Dataset listings of figures:

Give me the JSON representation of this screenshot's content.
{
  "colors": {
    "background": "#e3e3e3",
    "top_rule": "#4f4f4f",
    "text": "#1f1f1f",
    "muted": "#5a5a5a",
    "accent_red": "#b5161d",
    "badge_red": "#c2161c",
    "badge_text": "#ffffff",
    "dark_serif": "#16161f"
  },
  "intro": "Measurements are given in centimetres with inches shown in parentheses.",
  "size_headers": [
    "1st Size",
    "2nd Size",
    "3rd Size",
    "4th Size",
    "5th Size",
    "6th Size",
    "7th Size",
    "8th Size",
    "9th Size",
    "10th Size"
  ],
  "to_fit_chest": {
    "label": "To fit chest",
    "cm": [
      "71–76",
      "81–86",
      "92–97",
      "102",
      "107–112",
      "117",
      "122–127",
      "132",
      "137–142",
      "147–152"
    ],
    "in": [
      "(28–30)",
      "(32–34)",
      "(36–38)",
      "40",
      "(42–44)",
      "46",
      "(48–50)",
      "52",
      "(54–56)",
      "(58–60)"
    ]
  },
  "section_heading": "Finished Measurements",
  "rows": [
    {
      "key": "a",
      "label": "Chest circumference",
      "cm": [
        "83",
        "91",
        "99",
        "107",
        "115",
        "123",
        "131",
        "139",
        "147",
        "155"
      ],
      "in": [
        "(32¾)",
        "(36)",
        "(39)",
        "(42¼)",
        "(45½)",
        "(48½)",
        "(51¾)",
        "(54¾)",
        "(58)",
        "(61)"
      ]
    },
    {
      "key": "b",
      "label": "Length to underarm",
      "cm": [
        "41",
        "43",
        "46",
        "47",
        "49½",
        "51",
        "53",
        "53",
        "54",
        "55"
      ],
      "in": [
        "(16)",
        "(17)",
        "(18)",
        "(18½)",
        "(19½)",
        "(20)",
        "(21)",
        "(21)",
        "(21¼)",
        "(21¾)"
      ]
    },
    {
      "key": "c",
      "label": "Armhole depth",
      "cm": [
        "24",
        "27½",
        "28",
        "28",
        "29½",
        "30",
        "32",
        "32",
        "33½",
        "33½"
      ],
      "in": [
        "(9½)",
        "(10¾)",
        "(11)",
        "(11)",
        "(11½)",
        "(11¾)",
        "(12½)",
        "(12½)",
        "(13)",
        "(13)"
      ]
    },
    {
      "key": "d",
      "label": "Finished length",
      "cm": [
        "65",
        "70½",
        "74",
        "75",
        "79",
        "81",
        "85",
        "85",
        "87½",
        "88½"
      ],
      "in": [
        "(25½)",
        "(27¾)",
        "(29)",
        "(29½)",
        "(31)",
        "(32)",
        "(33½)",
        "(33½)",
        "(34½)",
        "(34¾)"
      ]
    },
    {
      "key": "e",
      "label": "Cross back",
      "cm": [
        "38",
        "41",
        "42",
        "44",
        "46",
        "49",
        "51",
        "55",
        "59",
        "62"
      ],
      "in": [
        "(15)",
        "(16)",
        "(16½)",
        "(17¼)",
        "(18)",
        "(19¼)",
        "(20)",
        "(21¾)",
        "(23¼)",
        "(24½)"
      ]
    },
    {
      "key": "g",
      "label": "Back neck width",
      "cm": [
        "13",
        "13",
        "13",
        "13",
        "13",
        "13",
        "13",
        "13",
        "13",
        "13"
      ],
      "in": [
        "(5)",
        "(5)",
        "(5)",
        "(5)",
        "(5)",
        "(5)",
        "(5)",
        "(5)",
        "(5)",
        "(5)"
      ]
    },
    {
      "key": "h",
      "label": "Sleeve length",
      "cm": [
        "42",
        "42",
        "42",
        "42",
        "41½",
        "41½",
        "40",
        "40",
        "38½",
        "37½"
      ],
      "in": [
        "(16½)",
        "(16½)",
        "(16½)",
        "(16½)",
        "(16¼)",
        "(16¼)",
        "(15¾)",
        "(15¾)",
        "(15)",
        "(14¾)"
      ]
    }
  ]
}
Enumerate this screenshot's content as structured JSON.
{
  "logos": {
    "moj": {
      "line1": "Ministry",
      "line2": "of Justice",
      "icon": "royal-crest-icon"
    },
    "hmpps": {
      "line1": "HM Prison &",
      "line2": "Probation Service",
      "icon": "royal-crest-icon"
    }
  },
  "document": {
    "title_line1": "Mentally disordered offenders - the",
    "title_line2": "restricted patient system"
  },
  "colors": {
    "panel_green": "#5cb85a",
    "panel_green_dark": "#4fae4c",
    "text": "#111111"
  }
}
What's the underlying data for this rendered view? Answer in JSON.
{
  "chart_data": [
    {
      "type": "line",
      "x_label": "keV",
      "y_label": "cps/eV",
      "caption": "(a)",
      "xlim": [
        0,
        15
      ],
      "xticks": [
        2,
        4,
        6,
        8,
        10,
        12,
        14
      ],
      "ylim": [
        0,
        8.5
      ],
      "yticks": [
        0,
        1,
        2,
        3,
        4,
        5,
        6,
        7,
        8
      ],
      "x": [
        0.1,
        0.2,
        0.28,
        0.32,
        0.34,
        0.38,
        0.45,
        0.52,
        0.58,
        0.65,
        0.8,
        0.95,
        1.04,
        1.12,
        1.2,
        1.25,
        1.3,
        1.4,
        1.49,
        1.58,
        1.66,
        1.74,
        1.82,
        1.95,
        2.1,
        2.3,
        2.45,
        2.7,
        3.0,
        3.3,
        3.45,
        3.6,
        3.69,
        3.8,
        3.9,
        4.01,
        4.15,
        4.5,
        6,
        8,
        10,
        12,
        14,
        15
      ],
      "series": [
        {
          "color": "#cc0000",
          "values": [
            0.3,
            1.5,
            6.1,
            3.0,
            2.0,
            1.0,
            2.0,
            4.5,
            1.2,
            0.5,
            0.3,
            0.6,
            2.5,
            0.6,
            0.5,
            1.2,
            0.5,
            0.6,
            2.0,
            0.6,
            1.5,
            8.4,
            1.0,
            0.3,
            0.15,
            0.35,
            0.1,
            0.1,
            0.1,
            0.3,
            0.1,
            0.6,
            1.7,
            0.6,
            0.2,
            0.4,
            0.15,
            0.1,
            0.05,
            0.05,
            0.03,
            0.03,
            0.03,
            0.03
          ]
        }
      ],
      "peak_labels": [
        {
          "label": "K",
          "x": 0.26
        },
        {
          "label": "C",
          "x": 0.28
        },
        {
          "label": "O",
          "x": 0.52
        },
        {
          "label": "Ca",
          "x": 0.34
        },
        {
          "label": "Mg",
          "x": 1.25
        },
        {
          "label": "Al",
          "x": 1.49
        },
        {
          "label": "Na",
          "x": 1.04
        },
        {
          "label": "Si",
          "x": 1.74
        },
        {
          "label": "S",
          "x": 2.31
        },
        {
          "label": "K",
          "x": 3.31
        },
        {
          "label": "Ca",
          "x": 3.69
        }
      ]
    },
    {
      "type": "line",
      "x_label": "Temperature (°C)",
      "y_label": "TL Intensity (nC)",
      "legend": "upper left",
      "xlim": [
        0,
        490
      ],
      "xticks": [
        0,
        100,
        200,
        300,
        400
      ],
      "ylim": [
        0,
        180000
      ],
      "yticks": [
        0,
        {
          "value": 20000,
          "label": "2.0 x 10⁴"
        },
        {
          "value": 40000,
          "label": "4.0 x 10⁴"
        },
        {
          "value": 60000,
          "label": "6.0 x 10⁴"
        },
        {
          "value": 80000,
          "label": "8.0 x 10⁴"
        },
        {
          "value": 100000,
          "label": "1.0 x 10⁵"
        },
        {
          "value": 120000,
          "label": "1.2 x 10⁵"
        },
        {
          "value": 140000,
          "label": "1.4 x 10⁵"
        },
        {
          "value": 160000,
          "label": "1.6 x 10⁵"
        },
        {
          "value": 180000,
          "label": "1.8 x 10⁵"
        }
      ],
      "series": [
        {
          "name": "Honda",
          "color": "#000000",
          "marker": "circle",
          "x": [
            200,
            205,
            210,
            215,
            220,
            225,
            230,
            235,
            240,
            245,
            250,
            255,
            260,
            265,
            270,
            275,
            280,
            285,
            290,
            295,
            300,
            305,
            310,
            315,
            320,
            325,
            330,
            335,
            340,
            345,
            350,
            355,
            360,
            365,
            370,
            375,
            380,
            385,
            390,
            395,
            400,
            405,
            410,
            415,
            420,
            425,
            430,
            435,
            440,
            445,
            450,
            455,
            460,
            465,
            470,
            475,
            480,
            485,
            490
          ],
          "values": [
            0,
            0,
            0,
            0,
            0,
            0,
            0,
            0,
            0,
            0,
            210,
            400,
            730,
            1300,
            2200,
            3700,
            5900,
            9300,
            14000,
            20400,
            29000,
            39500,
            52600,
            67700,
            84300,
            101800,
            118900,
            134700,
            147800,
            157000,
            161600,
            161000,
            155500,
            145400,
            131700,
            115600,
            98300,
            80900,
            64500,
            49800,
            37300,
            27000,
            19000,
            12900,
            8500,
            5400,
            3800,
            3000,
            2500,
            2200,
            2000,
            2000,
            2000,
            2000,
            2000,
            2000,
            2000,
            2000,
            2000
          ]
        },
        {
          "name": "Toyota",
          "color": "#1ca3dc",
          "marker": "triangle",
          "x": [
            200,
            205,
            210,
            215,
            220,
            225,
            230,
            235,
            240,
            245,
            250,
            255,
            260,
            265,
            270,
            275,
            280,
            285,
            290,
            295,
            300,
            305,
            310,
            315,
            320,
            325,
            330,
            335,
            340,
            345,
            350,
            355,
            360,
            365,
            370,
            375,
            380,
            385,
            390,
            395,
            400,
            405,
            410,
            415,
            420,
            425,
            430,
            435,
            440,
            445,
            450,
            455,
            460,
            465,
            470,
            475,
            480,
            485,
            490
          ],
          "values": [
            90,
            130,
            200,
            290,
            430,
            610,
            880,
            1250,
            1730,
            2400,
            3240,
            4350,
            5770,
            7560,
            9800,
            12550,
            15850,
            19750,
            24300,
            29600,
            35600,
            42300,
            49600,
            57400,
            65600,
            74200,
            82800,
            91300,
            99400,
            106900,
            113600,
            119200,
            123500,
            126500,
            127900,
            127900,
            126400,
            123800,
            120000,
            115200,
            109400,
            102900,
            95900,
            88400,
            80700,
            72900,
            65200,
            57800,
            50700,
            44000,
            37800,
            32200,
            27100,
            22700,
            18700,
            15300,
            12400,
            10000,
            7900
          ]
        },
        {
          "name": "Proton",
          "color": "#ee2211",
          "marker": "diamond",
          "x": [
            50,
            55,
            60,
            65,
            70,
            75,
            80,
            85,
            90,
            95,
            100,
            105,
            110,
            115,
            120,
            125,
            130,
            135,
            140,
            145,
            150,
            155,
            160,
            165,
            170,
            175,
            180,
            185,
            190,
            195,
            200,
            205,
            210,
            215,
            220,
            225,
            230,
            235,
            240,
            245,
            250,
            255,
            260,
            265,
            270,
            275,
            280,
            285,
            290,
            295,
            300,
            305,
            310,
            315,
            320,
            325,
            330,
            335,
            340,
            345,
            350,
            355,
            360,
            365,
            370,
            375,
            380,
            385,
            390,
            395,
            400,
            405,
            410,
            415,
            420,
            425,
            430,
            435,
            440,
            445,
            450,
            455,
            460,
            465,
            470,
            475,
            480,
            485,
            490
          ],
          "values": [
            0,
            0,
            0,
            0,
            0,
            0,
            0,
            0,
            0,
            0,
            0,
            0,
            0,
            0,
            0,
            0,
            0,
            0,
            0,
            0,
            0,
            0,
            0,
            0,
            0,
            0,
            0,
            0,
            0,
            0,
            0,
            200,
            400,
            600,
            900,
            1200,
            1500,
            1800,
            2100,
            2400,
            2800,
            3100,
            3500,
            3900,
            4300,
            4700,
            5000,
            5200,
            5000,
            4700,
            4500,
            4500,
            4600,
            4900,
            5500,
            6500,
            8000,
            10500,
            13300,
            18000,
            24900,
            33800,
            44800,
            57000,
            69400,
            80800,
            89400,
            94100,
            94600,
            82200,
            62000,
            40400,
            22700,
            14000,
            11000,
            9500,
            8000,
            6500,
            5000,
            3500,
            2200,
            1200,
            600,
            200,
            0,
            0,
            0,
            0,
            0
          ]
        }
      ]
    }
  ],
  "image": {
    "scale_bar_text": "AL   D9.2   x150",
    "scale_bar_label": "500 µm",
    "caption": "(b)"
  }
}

> **WRITTEN PROBLEM**: Search the listing for the string "Finished". Copy each line where it turns up.

> **EXERCISE RESULT**:
  "section_heading": "Finished Measurements",
      "label": "Finished length",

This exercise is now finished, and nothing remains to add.